WRITTEN REQUEST – Copy out the entries below in full and exactly.
<<<<
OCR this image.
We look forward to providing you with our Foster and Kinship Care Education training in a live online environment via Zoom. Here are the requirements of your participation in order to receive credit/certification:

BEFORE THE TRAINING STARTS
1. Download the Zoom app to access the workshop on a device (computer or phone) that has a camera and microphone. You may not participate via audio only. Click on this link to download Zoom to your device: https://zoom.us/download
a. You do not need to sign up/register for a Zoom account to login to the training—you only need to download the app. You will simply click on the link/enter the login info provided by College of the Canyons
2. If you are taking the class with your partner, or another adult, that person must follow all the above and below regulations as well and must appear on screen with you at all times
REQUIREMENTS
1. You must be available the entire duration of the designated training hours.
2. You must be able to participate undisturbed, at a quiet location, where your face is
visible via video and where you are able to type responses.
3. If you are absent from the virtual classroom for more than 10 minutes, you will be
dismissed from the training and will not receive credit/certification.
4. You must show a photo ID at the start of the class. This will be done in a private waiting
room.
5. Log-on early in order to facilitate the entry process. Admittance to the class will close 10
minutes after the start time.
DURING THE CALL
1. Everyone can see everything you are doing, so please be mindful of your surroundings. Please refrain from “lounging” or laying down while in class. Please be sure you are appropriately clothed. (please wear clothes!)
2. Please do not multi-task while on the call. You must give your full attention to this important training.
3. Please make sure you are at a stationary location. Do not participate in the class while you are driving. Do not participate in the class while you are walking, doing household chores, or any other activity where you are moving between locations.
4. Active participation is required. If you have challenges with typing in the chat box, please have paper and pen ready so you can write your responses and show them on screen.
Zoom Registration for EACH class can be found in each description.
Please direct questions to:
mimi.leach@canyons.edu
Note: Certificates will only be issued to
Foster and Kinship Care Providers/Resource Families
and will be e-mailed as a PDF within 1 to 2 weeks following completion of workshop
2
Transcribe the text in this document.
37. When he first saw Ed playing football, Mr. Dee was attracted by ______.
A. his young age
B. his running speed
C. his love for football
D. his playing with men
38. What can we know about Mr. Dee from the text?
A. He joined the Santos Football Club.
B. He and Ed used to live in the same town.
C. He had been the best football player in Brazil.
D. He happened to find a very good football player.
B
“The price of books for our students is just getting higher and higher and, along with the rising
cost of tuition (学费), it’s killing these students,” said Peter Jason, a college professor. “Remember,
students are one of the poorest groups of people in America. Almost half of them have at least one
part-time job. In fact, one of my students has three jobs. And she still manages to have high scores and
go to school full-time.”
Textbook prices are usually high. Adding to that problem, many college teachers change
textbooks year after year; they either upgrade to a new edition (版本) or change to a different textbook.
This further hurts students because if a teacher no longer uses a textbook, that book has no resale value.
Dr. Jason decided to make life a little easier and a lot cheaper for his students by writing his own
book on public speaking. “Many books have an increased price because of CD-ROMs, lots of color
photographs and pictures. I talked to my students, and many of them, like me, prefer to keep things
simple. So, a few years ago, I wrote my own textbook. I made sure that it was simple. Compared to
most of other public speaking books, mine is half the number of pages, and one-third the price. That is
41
>>>>
THE REPLY –
OCR this image.
We look forward to providing you with our Foster and Kinship Care Education training in a live online environment via Zoom. Here are the requirements of your participation in order to receive credit/certification:

BEFORE THE TRAINING STARTS
1. Download the Zoom app to access the workshop on a device (computer or phone) that has a camera and microphone. You may not participate via audio only. Click on this link to download Zoom to your device: https://zoom.us/download
a. You do not need to sign up/register for a Zoom account to login to the training—you only need to download the app. You will simply click on the link/enter the login info provided by College of the Canyons
2. If you are taking the class with your partner, or another adult, that person must follow all the above and below regulations as well and must appear on screen with you at all times
REQUIREMENTS
1. You must be available the entire duration of the designated training hours.
2. You must be able to participate undisturbed, at a quiet location, where your face is
visible via video and where you are able to type responses.
3. If you are absent from the virtual classroom for more than 10 minutes, you will be
dismissed from the training and will not receive credit/certification.
4. You must show a photo ID at the start of the class. This will be done in a private waiting
room.
5. Log-on early in order to facilitate the entry process. Admittance to the class will close 10
minutes after the start time.
DURING THE CALL
1. Everyone can see everything you are doing, so please be mindful of your surroundings. Please refrain from “lounging” or laying down while in class. Please be sure you are appropriately clothed. (please wear clothes!)
2. Please do not multi-task while on the call. You must give your full attention to this important training.
3. Please make sure you are at a stationary location. Do not participate in the class while you are driving. Do not participate in the class while you are walking, doing household chores, or any other activity where you are moving between locations.
4. Active participation is required. If you have challenges with typing in the chat box, please have paper and pen ready so you can write your responses and show them on screen.
Zoom Registration for EACH class can be found in each description.
Please direct questions to:
mimi.leach@canyons.edu
Note: Certificates will only be issued to
Foster and Kinship Care Providers/Resource Families
and will be e-mailed as a PDF within 1 to 2 weeks following completion of workshop
2
Transcribe the text in this document.
37. When he first saw Ed playing football, Mr. Dee was attracted by ______.
A. his young age
B. his running speed
C. his love for football
D. his playing with men
38. What can we know about Mr. Dee from the text?
A. He joined the Santos Football Club.
B. He and Ed used to live in the same town.
C. He had been the best football player in Brazil.
D. He happened to find a very good football player.
B
“The price of books for our students is just getting higher and higher and, along with the rising
cost of tuition (学费), it’s killing these students,” said Peter Jason, a college professor. “Remember,
students are one of the poorest groups of people in America. Almost half of them have at least one
part-time job. In fact, one of my students has three jobs. And she still manages to have high scores and
go to school full-time.”
Textbook prices are usually high. Adding to that problem, many college teachers change
textbooks year after year; they either upgrade to a new edition (版本) or change to a different textbook.
This further hurts students because if a teacher no longer uses a textbook, that book has no resale value.
Dr. Jason decided to make life a little easier and a lot cheaper for his students by writing his own
book on public speaking. “Many books have an increased price because of CD-ROMs, lots of color
photographs and pictures. I talked to my students, and many of them, like me, prefer to keep things
simple. So, a few years ago, I wrote my own textbook. I made sure that it was simple. Compared to
most of other public speaking books, mine is half the number of pages, and one-third the price. That is
41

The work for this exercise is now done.